PROBLEM DESCRIPTION
Every line of the records must be repeated exactly; pictures stay out.

RECORDS
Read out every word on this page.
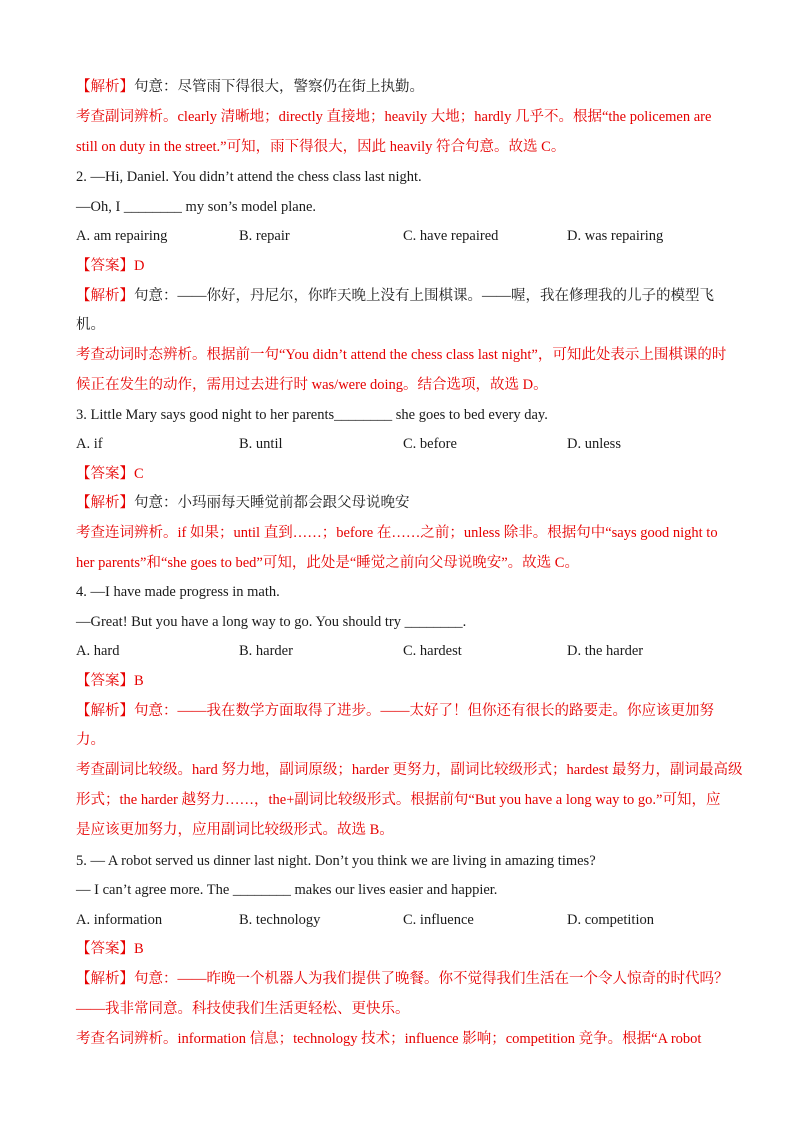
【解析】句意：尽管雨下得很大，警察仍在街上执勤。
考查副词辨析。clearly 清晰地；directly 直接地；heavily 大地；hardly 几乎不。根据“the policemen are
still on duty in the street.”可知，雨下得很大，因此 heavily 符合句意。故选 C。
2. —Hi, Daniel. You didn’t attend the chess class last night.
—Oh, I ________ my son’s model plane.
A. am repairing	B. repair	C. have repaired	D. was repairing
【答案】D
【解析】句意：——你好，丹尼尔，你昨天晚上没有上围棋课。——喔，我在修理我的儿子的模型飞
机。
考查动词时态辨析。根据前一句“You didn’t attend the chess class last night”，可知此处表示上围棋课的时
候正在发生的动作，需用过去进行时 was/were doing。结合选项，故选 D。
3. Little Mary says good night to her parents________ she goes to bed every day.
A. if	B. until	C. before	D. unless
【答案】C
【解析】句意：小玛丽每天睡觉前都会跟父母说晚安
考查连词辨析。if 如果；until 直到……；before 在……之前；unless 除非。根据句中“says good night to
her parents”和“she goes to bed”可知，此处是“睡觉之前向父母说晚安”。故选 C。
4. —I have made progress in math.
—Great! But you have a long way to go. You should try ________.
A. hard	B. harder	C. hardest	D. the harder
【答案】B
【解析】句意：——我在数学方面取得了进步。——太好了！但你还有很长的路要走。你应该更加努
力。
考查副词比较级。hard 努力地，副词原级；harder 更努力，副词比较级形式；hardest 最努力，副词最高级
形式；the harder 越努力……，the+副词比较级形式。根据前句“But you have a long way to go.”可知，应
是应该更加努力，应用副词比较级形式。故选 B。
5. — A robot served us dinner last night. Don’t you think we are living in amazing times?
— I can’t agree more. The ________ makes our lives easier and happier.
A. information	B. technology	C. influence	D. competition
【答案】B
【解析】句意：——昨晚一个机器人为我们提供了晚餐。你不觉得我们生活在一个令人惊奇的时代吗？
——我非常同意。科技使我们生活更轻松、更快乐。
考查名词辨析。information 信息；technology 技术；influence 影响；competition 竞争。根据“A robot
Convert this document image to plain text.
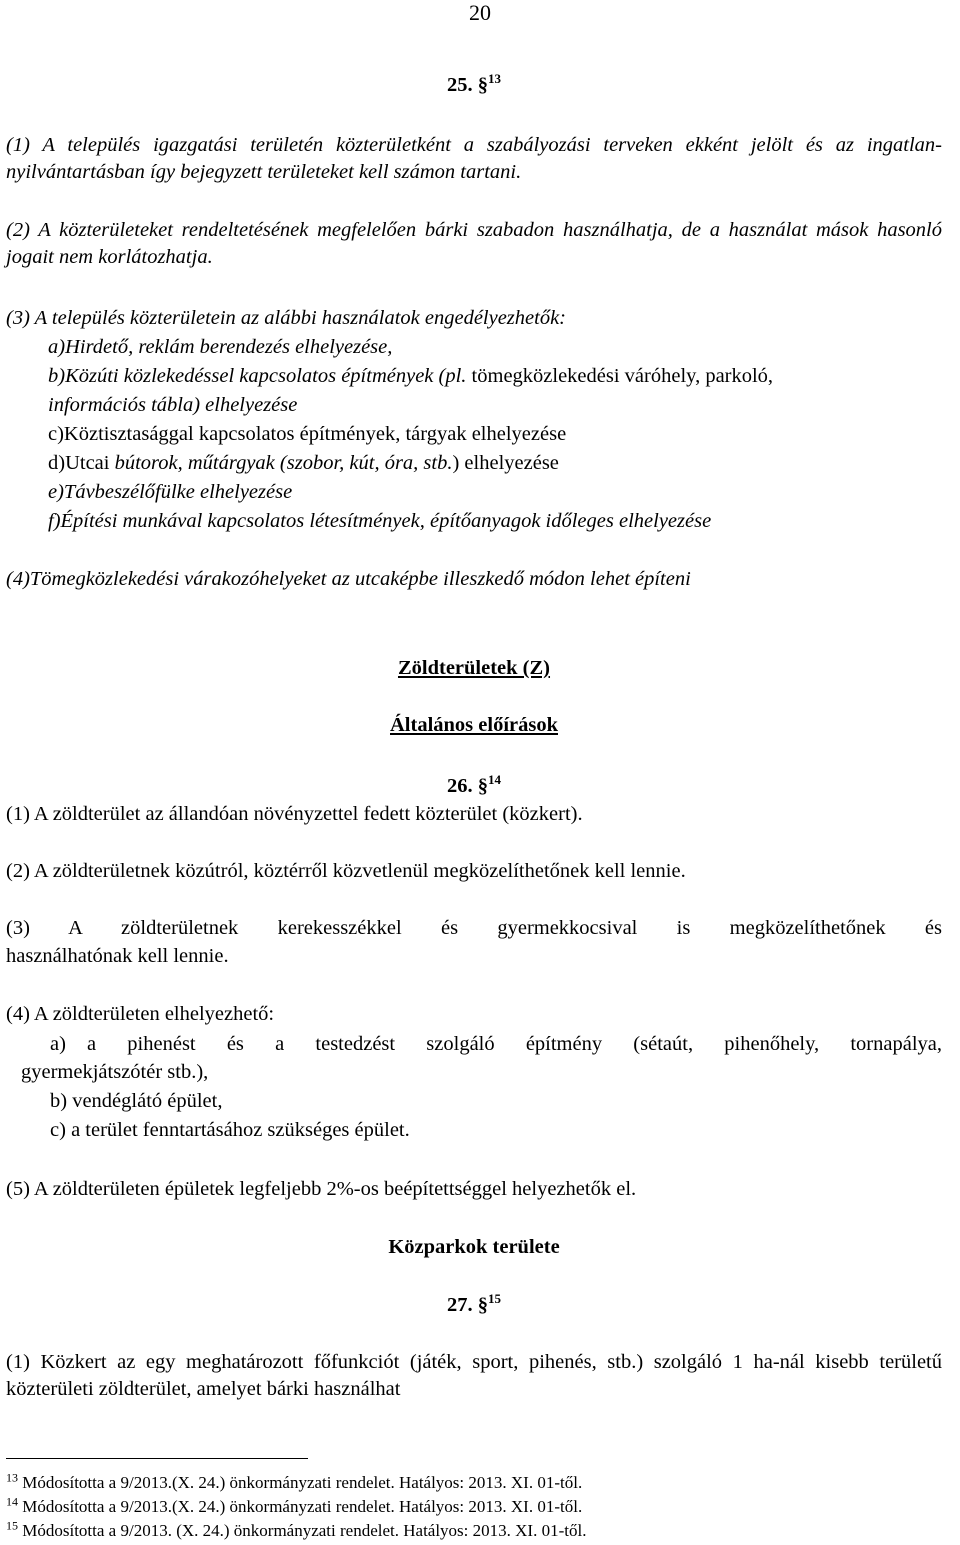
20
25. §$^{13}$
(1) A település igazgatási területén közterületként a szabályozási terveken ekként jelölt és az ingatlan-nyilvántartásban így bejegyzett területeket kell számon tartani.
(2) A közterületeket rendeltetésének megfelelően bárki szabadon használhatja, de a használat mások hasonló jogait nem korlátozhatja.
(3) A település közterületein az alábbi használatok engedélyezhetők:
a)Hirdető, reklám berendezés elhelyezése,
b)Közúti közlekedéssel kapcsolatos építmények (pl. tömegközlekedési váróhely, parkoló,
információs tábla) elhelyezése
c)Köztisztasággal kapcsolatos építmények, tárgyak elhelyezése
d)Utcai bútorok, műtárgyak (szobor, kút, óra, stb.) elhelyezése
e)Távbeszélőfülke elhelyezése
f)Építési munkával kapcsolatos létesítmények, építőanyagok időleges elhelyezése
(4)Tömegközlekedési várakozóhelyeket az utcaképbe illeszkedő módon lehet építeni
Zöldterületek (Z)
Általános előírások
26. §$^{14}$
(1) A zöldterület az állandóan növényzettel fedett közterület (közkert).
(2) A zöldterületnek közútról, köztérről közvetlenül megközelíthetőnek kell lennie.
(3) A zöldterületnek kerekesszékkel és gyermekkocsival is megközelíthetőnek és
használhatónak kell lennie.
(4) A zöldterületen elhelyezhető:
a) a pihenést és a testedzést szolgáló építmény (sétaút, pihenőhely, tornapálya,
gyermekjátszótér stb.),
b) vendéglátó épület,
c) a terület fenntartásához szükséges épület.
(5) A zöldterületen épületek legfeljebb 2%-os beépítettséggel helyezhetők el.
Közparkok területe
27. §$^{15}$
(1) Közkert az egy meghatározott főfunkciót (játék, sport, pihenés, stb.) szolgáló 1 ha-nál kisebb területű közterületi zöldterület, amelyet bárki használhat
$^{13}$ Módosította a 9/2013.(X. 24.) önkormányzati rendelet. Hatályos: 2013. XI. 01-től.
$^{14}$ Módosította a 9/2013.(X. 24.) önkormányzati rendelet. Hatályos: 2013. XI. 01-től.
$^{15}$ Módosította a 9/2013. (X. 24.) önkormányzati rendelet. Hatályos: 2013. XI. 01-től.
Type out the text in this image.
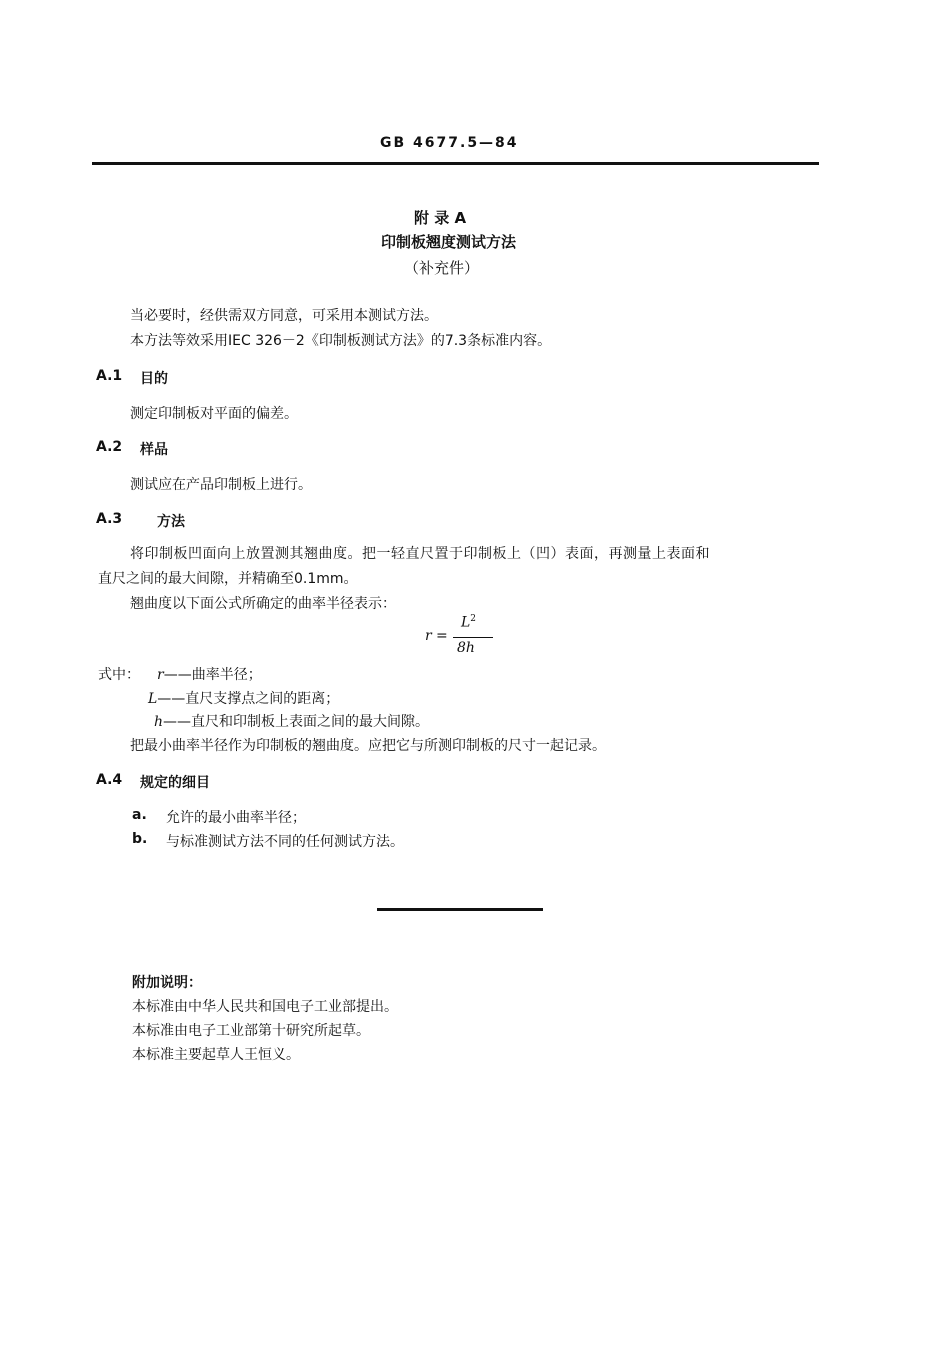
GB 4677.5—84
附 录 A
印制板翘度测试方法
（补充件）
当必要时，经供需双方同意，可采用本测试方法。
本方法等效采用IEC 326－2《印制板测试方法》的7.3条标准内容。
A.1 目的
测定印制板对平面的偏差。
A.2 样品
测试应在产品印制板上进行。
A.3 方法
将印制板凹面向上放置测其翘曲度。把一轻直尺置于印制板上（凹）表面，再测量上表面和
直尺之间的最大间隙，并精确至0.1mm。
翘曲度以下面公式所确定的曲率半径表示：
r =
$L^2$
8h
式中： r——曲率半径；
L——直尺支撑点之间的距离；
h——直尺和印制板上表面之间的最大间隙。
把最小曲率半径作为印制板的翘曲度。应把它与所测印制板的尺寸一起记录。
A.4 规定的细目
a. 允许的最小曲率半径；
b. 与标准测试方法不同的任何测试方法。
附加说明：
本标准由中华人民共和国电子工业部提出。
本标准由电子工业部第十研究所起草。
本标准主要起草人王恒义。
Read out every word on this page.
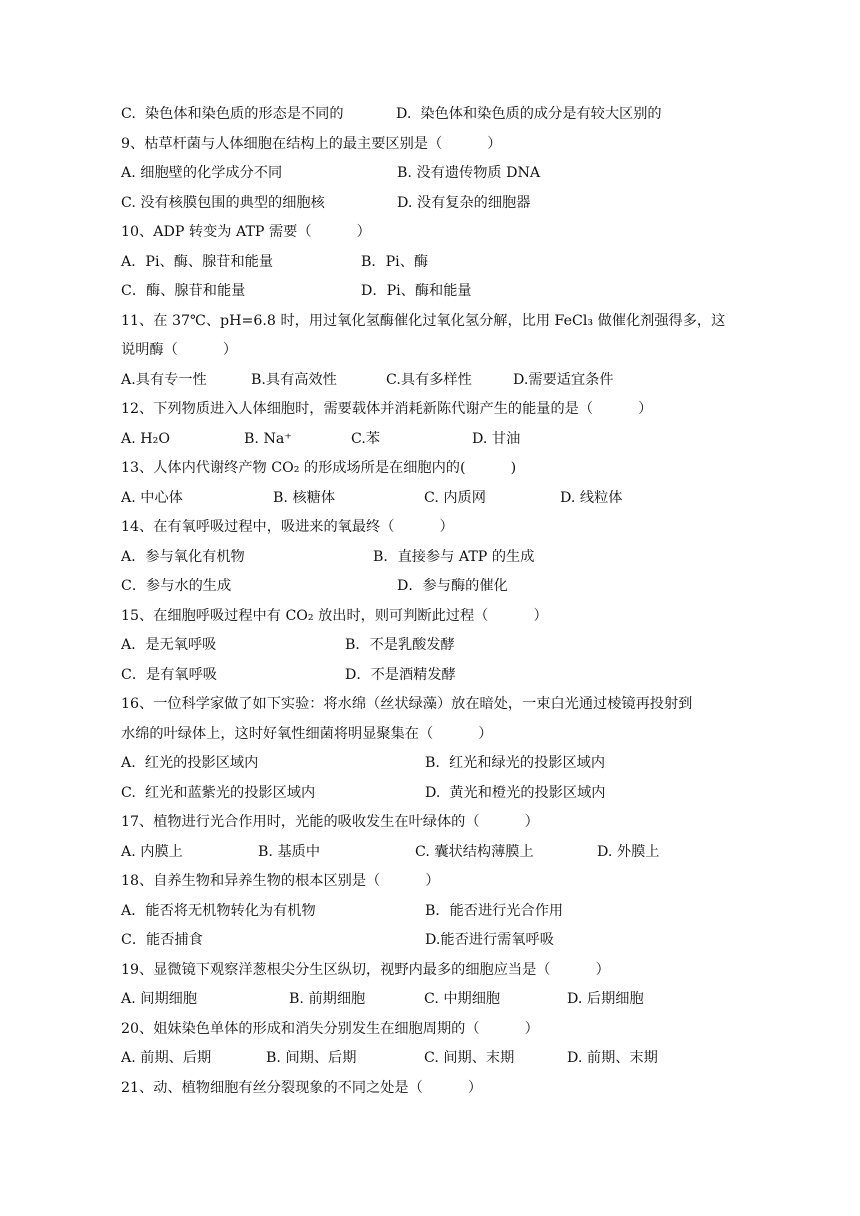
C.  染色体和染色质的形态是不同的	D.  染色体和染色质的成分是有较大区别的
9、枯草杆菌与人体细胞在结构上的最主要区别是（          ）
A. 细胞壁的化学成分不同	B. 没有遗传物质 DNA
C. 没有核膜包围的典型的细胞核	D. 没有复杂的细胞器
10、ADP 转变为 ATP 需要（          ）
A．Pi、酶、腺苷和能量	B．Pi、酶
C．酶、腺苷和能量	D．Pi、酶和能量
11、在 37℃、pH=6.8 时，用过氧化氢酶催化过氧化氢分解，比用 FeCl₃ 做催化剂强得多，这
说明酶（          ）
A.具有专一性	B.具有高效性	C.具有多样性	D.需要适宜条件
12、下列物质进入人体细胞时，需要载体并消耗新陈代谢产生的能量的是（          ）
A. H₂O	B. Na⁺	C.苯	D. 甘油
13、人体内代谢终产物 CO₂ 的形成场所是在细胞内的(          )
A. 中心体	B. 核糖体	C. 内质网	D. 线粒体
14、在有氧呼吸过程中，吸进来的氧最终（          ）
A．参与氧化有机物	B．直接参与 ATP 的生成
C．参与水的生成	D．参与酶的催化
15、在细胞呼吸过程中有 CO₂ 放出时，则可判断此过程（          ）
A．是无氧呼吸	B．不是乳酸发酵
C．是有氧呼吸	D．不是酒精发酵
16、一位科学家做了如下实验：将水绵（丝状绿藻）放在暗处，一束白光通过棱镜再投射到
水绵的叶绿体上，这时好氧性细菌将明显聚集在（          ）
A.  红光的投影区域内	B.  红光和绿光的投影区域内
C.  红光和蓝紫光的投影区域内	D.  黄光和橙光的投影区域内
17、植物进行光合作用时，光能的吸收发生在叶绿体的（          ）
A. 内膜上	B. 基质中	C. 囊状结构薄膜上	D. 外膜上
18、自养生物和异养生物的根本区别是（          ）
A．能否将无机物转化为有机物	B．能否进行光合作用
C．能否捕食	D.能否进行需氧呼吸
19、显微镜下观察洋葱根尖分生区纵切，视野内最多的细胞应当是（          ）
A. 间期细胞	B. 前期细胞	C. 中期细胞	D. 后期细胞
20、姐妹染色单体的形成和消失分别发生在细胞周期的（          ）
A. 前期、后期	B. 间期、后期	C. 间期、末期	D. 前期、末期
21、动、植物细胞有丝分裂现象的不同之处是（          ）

THE ANSWER
Read out every word on this page.
【解析】句意：尽管雨下得很大，警察仍在街上执勤。
考查副词辨析。clearly 清晰地；directly 直接地；heavily 大地；hardly 几乎不。根据“the policemen are
still on duty in the street.”可知，雨下得很大，因此 heavily 符合句意。故选 C。
2. —Hi, Daniel. You didn’t attend the chess class last night.
—Oh, I ________ my son’s model plane.
A. am repairing	B. repair	C. have repaired	D. was repairing
【答案】D
【解析】句意：——你好，丹尼尔，你昨天晚上没有上围棋课。——喔，我在修理我的儿子的模型飞
机。
考查动词时态辨析。根据前一句“You didn’t attend the chess class last night”，可知此处表示上围棋课的时
候正在发生的动作，需用过去进行时 was/were doing。结合选项，故选 D。
3. Little Mary says good night to her parents________ she goes to bed every day.
A. if	B. until	C. before	D. unless
【答案】C
【解析】句意：小玛丽每天睡觉前都会跟父母说晚安
考查连词辨析。if 如果；until 直到……；before 在……之前；unless 除非。根据句中“says good night to
her parents”和“she goes to bed”可知，此处是“睡觉之前向父母说晚安”。故选 C。
4. —I have made progress in math.
—Great! But you have a long way to go. You should try ________.
A. hard	B. harder	C. hardest	D. the harder
【答案】B
【解析】句意：——我在数学方面取得了进步。——太好了！但你还有很长的路要走。你应该更加努
力。
考查副词比较级。hard 努力地，副词原级；harder 更努力，副词比较级形式；hardest 最努力，副词最高级
形式；the harder 越努力……，the+副词比较级形式。根据前句“But you have a long way to go.”可知，应
是应该更加努力，应用副词比较级形式。故选 B。
5. — A robot served us dinner last night. Don’t you think we are living in amazing times?
— I can’t agree more. The ________ makes our lives easier and happier.
A. information	B. technology	C. influence	D. competition
【答案】B
【解析】句意：——昨晚一个机器人为我们提供了晚餐。你不觉得我们生活在一个令人惊奇的时代吗？
——我非常同意。科技使我们生活更轻松、更快乐。
考查名词辨析。information 信息；technology 技术；influence 影响；competition 竞争。根据“A robot
Convert this document image to plain text.
20
25. §$^{13}$
(1) A település igazgatási területén közterületként a szabályozási terveken ekként jelölt és az ingatlan-nyilvántartásban így bejegyzett területeket kell számon tartani.
(2) A közterületeket rendeltetésének megfelelően bárki szabadon használhatja, de a használat mások hasonló jogait nem korlátozhatja.
(3) A település közterületein az alábbi használatok engedélyezhetők:
a)Hirdető, reklám berendezés elhelyezése,
b)Közúti közlekedéssel kapcsolatos építmények (pl. tömegközlekedési váróhely, parkoló,
információs tábla) elhelyezése
c)Köztisztasággal kapcsolatos építmények, tárgyak elhelyezése
d)Utcai bútorok, műtárgyak (szobor, kút, óra, stb.) elhelyezése
e)Távbeszélőfülke elhelyezése
f)Építési munkával kapcsolatos létesítmények, építőanyagok időleges elhelyezése
(4)Tömegközlekedési várakozóhelyeket az utcaképbe illeszkedő módon lehet építeni
Zöldterületek (Z)
Általános előírások
26. §$^{14}$
(1) A zöldterület az állandóan növényzettel fedett közterület (közkert).
(2) A zöldterületnek közútról, köztérről közvetlenül megközelíthetőnek kell lennie.
(3) A zöldterületnek kerekesszékkel és gyermekkocsival is megközelíthetőnek és
használhatónak kell lennie.
(4) A zöldterületen elhelyezhető:
a) a pihenést és a testedzést szolgáló építmény (sétaút, pihenőhely, tornapálya,
gyermekjátszótér stb.),
b) vendéglátó épület,
c) a terület fenntartásához szükséges épület.
(5) A zöldterületen épületek legfeljebb 2%-os beépítettséggel helyezhetők el.
Közparkok területe
27. §$^{15}$
(1) Közkert az egy meghatározott főfunkciót (játék, sport, pihenés, stb.) szolgáló 1 ha-nál kisebb területű közterületi zöldterület, amelyet bárki használhat
$^{13}$ Módosította a 9/2013.(X. 24.) önkormányzati rendelet. Hatályos: 2013. XI. 01-től.
$^{14}$ Módosította a 9/2013.(X. 24.) önkormányzati rendelet. Hatályos: 2013. XI. 01-től.
$^{15}$ Módosította a 9/2013. (X. 24.) önkormányzati rendelet. Hatályos: 2013. XI. 01-től.
Type out the text in this image.
GB 4677.5—84
附 录 A
印制板翘度测试方法
（补充件）
当必要时，经供需双方同意，可采用本测试方法。
本方法等效采用IEC 326－2《印制板测试方法》的7.3条标准内容。
A.1 目的
测定印制板对平面的偏差。
A.2 样品
测试应在产品印制板上进行。
A.3 方法
将印制板凹面向上放置测其翘曲度。把一轻直尺置于印制板上（凹）表面，再测量上表面和
直尺之间的最大间隙，并精确至0.1mm。
翘曲度以下面公式所确定的曲率半径表示：
r =
$L^2$
8h
式中： r——曲率半径；
L——直尺支撑点之间的距离；
h——直尺和印制板上表面之间的最大间隙。
把最小曲率半径作为印制板的翘曲度。应把它与所测印制板的尺寸一起记录。
A.4 规定的细目
a. 允许的最小曲率半径；
b. 与标准测试方法不同的任何测试方法。
附加说明：
本标准由中华人民共和国电子工业部提出。
本标准由电子工业部第十研究所起草。
本标准主要起草人王恒义。
Read out every word on this page.
C.  染色体和染色质的形态是不同的	D.  染色体和染色质的成分是有较大区别的
9、枯草杆菌与人体细胞在结构上的最主要区别是（          ）
A. 细胞壁的化学成分不同	B. 没有遗传物质 DNA
C. 没有核膜包围的典型的细胞核	D. 没有复杂的细胞器
10、ADP 转变为 ATP 需要（          ）
A．Pi、酶、腺苷和能量	B．Pi、酶
C．酶、腺苷和能量	D．Pi、酶和能量
11、在 37℃、pH=6.8 时，用过氧化氢酶催化过氧化氢分解，比用 FeCl₃ 做催化剂强得多，这
说明酶（          ）
A.具有专一性	B.具有高效性	C.具有多样性	D.需要适宜条件
12、下列物质进入人体细胞时，需要载体并消耗新陈代谢产生的能量的是（          ）
A. H₂O	B. Na⁺	C.苯	D. 甘油
13、人体内代谢终产物 CO₂ 的形成场所是在细胞内的(          )
A. 中心体	B. 核糖体	C. 内质网	D. 线粒体
14、在有氧呼吸过程中，吸进来的氧最终（          ）
A．参与氧化有机物	B．直接参与 ATP 的生成
C．参与水的生成	D．参与酶的催化
15、在细胞呼吸过程中有 CO₂ 放出时，则可判断此过程（          ）
A．是无氧呼吸	B．不是乳酸发酵
C．是有氧呼吸	D．不是酒精发酵
16、一位科学家做了如下实验：将水绵（丝状绿藻）放在暗处，一束白光通过棱镜再投射到
水绵的叶绿体上，这时好氧性细菌将明显聚集在（          ）
A.  红光的投影区域内	B.  红光和绿光的投影区域内
C.  红光和蓝紫光的投影区域内	D.  黄光和橙光的投影区域内
17、植物进行光合作用时，光能的吸收发生在叶绿体的（          ）
A. 内膜上	B. 基质中	C. 囊状结构薄膜上	D. 外膜上
18、自养生物和异养生物的根本区别是（          ）
A．能否将无机物转化为有机物	B．能否进行光合作用
C．能否捕食	D.能否进行需氧呼吸
19、显微镜下观察洋葱根尖分生区纵切，视野内最多的细胞应当是（          ）
A. 间期细胞	B. 前期细胞	C. 中期细胞	D. 后期细胞
20、姐妹染色单体的形成和消失分别发生在细胞周期的（          ）
A. 前期、后期	B. 间期、后期	C. 间期、末期	D. 前期、末期
21、动、植物细胞有丝分裂现象的不同之处是（          ）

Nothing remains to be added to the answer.